___ Exercise materials ___

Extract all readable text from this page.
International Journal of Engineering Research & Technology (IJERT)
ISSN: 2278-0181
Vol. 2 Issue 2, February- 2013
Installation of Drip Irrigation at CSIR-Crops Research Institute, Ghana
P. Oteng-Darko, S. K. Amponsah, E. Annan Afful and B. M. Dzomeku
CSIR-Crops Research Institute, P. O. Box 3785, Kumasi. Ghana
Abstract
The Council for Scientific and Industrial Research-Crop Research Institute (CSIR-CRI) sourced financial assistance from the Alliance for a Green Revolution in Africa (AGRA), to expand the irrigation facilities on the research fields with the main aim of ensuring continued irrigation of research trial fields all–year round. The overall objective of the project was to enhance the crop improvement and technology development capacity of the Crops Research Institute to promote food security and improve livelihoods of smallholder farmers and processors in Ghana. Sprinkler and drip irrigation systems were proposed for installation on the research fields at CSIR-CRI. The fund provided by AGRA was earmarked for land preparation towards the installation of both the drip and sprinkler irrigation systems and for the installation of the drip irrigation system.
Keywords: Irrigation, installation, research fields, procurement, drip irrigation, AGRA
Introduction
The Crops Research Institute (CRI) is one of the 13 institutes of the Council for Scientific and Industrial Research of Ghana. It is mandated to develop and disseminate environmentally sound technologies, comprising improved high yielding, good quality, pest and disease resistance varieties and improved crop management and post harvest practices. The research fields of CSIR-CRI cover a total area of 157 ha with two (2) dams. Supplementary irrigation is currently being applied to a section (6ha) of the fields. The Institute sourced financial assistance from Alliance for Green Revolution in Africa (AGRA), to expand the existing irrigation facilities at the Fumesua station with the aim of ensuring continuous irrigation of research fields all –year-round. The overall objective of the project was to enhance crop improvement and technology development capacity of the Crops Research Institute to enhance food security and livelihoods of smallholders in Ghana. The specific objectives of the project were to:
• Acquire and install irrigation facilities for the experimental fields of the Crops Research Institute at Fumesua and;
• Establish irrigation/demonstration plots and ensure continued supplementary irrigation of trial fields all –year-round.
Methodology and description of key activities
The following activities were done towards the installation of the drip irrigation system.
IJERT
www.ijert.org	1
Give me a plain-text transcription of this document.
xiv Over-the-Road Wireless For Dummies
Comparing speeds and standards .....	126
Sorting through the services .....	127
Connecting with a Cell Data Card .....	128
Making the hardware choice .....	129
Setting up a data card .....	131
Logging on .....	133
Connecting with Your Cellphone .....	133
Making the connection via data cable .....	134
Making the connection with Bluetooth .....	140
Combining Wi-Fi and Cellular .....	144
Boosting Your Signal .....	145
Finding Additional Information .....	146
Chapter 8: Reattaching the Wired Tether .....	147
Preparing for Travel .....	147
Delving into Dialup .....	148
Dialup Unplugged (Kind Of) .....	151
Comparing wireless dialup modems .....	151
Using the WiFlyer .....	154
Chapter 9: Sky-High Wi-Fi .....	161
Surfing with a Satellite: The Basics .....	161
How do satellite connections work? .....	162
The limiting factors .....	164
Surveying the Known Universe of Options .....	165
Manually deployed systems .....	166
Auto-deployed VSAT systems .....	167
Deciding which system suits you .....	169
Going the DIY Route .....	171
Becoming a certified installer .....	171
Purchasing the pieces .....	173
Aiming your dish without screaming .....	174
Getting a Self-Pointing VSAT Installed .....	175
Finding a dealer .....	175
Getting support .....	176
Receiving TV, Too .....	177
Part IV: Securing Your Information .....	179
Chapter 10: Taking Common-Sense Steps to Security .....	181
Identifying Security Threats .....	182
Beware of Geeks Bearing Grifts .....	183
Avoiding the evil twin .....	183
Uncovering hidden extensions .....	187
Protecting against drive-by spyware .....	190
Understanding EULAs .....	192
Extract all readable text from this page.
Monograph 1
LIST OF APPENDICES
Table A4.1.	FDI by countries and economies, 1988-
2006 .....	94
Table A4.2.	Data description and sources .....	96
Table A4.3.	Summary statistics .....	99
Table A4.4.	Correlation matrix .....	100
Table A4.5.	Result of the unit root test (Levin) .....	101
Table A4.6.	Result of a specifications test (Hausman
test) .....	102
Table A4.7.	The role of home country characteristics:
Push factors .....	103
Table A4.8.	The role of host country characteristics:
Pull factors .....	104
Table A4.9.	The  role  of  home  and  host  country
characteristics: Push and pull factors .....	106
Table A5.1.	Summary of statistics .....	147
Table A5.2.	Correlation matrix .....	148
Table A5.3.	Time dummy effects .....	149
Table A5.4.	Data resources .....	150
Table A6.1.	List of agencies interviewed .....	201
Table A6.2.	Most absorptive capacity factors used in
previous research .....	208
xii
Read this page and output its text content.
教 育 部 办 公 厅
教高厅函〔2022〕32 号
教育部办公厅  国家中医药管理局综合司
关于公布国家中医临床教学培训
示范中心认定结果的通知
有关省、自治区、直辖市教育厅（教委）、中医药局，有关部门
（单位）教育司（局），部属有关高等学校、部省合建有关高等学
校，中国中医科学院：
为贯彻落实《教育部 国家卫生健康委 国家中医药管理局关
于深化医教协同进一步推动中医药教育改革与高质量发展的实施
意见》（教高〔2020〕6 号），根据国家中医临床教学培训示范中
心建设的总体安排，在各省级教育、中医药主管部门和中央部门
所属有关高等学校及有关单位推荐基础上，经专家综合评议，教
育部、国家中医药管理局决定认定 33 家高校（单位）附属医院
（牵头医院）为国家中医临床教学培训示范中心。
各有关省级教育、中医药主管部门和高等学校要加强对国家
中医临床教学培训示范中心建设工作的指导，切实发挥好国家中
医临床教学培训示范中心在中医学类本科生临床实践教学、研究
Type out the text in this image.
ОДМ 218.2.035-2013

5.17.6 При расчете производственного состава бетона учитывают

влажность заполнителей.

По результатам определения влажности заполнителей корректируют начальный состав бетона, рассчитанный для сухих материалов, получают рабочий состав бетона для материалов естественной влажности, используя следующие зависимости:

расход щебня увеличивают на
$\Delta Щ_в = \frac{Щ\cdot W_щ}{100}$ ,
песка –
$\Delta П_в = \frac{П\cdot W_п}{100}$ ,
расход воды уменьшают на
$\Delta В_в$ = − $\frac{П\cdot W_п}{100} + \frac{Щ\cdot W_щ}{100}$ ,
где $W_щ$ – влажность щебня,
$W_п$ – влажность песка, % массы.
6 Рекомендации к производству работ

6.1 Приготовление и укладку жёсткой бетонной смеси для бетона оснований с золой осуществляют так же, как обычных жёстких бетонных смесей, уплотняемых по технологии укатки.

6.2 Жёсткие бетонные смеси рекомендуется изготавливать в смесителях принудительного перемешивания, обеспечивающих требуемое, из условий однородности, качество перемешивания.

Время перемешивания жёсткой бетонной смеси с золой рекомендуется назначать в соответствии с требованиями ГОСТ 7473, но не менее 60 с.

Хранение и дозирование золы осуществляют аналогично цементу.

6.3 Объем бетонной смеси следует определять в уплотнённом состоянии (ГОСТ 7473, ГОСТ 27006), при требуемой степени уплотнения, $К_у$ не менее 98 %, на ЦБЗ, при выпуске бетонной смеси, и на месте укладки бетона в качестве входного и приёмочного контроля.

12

___

■ Exercise objective
Tally up the lines of the listing containing the word "Finding". Give only the total.

■ Response
2